◆ **Written problem**:
Find each line in the following listing that has the string "Министерства", then state the count and nothing else.

Saved entries:
---*---

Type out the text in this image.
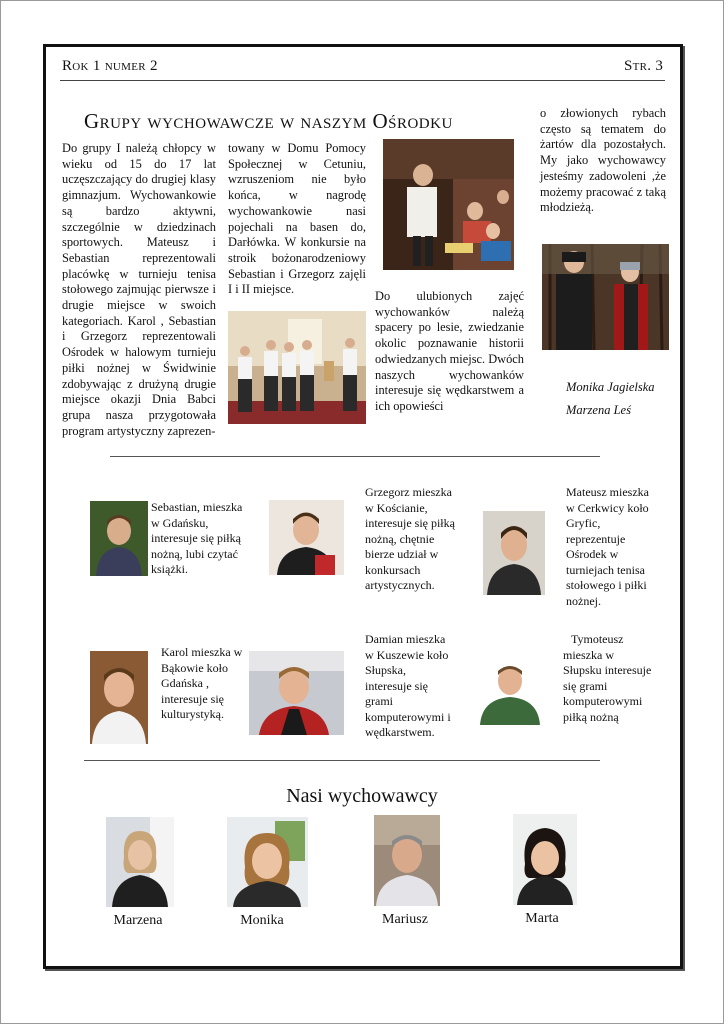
Rok 1 numer 2	Str. 3
Grupy wychowawcze w naszym Ośrodku

Do grupy I należą chłopcy w wieku od 15 do 17 lat uczęszczający do drugiej klasy gimnazjum. Wychowankowie są bardzo aktywni, szczególnie w dziedzinach sportowych. Mateusz i Sebastian reprezentowali placówkę w turnieju tenisa stołowego zajmując pierwsze i drugie miejsce w swoich kategoriach. Karol , Sebastian i Grzegorz reprezentowali Ośrodek w halowym turnieju piłki nożnej w Świdwinie zdobywając z drużyną drugie miejsce okazji Dnia Babci grupa nasza przygotowała program artystyczny zaprezen-

towany w Domu Pomocy Społecznej w Cetuniu, wzruszeniom nie było końca, w nagrodę wychowankowie nasi pojechali na basen do, Darłówka. W konkursie na stroik bożonarodzeniowy Sebastian i Grzegorz zajęli I i II miejsce.	Do ulubionych zajęć wychowanków należą spacery po lesie, zwiedzanie okolic poznawanie historii odwiedzanych miejsc. Dwóch naszych wychowanków interesuje się wędkarstwem a ich opowieści

o złowionych rybach często są tematem do żartów dla pozostałych. My jako wychowawcy jesteśmy zadowoleni ,że możemy pracować z taką młodzieżą.

Monika Jagielska
Marzena Leś
Sebastian, mieszka w Gdańsku, interesuje się piłką nożną, lubi czytać książki.
Grzegorz mieszka w Kościanie, interesuje się piłką nożną, chętnie bierze udział w konkursach artystycznych.
Mateusz mieszka w Cerkwicy koło Gryfic, reprezentuje Ośrodek w turniejach tenisa stołowego i piłki nożnej.
Karol mieszka w Bąkowie koło Gdańska , interesuje się kulturystyką.
Damian mieszka w Kuszewie koło Słupska, interesuje się grami komputerowymi i wędkarstwem.
Tymoteusz mieszka w Słupsku interesuje się grami komputerowymi piłką nożną
Nasi wychowawcy
Marzena	Monika	Mariusz	Marta
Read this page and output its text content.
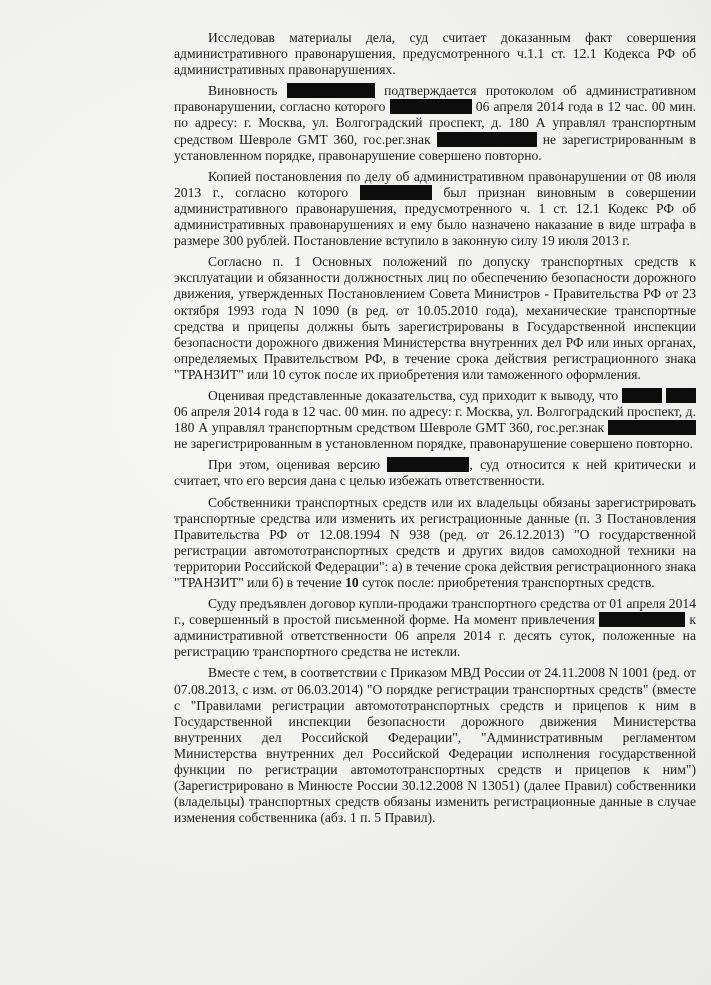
Исследовав материалы дела, суд считает доказанным факт совершения административного правонарушения, предусмотренного ч.1.1 ст. 12.1 Кодекса РФ об административных правонарушениях.

Виновность	подтверждается протоколом об административном правонарушении, согласно которого	06 апреля 2014 года в 12 час. 00 мин. по адресу: г. Москва, ул. Волгоградский проспект, д. 180 А управлял транспортным средством Шевроле GMT 360, гос.рег.знак	не зарегистрированным в установленном порядке, правонарушение совершено повторно.

Копией постановления по делу об административном правонарушении от 08 июля 2013 г., согласно которого	был признан виновным в совершении административного правонарушения, предусмотренного ч. 1 ст. 12.1 Кодекс РФ об административных правонарушениях и ему было назначено наказание в виде штрафа в размере 300 рублей. Постановление вступило в законную силу 19 июля 2013 г.

Согласно п. 1 Основных положений по допуску транспортных средств к эксплуатации и обязанности должностных лиц по обеспечению безопасности дорожного движения, утвержденных Постановлением Совета Министров - Правительства РФ от 23 октября 1993 года N 1090 (в ред. от 10.05.2010 года), механические транспортные средства и прицепы должны быть зарегистрированы в Государственной инспекции безопасности дорожного движения Министерства внутренних дел РФ или иных органах, определяемых Правительством РФ, в течение срока действия регистрационного знака "ТРАНЗИТ" или 10 суток после их приобретения или таможенного оформления.

Оценивая представленные доказательства, суд приходит к выводу, что   06 апреля 2014 года в 12 час. 00 мин. по адресу: г. Москва, ул. Волгоградский проспект, д. 180 А управлял транспортным средством Шевроле GMT 360, гос.рег.знак  не зарегистрированным в установленном порядке, правонарушение совершено повторно.

При этом, оценивая версию	, суд относится к ней критически и считает, что его версия дана с целью избежать ответственности.

Собственники транспортных средств или их владельцы обязаны зарегистрировать транспортные средства или изменить их регистрационные данные (п. 3 Постановления Правительства РФ от 12.08.1994 N 938 (ред. от 26.12.2013) "О государственной регистрации автомототранспортных средств и других видов самоходной техники на территории Российской Федерации": а) в течение срока действия регистрационного знака "ТРАНЗИТ" или б) в течение 10 суток после: приобретения транспортных средств.

Суду предъявлен договор купли-продажи транспортного средства от 01 апреля 2014 г., совершенный в простой письменной форме. На момент привлечения	к административной ответственности 06 апреля 2014 г. десять суток, положенные на регистрацию транспортного средства не истекли.

Вместе с тем, в соответствии с Приказом МВД России от 24.11.2008 N 1001 (ред. от 07.08.2013, с изм. от 06.03.2014) "О порядке регистрации транспортных средств" (вместе с "Правилами регистрации автомототранспортных средств и прицепов к ним в Государственной инспекции безопасности дорожного движения Министерства внутренних дел Российской Федерации", "Административным регламентом Министерства внутренних дел Российской Федерации исполнения государственной функции по регистрации автомототранспортных средств и прицепов к ним") (Зарегистрировано в Минюсте России 30.12.2008 N 13051) (далее Правил) собственники (владельцы) транспортных средств обязаны изменить регистрационные данные в случае изменения собственника (абз. 1 п. 5 Правил).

---*---

◆ **Complete output**:
2